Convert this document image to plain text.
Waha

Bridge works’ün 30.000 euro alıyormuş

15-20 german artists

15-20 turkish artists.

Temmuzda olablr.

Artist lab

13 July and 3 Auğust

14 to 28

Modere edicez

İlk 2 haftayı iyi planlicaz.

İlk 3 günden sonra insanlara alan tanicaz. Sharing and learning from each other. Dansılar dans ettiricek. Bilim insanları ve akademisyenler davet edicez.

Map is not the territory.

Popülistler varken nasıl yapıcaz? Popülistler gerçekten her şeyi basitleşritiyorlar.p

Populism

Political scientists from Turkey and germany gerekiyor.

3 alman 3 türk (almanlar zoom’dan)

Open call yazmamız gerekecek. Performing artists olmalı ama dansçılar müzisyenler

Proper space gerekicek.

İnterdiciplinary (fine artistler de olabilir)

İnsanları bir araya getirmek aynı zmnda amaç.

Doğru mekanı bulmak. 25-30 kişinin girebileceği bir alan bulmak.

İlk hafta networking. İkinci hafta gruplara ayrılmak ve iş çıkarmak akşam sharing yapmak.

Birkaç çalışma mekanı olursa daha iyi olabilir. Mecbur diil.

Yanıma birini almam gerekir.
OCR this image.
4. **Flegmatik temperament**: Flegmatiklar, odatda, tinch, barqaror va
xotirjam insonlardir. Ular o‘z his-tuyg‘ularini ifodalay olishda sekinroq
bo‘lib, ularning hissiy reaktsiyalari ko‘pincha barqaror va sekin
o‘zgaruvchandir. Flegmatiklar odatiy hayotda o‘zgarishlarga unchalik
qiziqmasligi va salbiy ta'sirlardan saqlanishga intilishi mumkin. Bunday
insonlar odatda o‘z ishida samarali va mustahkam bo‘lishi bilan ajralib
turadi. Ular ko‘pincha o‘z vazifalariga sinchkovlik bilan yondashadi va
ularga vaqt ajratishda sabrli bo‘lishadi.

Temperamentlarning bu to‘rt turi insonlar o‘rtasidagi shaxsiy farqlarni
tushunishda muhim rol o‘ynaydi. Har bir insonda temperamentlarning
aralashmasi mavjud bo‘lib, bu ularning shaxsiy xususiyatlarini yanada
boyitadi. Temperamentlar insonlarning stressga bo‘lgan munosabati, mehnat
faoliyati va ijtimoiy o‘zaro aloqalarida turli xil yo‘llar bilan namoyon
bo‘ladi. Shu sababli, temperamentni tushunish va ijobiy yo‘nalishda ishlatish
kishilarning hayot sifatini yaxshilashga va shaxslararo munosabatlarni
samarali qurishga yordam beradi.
════════════════
| PROBLEM |
Find the lines containing "artists" and pull them out.

| RESULT BELOW |
15-20 german artists
15-20 turkish artists.
Open call yazmamız gerekecek. Performing artists olmalı ama dansçılar müzisyenler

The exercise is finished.